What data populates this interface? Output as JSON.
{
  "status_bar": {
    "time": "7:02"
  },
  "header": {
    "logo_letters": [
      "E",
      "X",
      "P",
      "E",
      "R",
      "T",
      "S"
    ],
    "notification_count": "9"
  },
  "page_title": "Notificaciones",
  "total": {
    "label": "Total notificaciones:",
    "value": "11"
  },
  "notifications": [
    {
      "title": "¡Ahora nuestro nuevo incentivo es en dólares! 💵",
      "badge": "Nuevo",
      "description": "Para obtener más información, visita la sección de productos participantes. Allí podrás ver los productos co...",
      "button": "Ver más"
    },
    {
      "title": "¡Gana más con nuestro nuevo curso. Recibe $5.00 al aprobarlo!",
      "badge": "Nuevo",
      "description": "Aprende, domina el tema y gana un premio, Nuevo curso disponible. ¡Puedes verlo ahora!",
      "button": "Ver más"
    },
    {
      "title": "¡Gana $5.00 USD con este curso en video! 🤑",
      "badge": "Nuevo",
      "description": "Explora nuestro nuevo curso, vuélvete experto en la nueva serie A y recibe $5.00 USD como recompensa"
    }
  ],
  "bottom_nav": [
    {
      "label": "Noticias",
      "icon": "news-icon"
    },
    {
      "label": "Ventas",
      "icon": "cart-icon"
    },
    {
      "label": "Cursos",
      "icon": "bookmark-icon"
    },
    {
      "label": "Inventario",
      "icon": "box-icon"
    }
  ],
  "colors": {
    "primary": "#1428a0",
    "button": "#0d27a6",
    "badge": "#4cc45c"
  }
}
###
* [WORK REQUIRED]
Scan the records for the string "label". Copy each line in which it appears.

* [TASK ANSWER]
    "label": "Total notificaciones:",
      "label": "Noticias",
      "label": "Ventas",
      "label": "Cursos",
      "label": "Inventario",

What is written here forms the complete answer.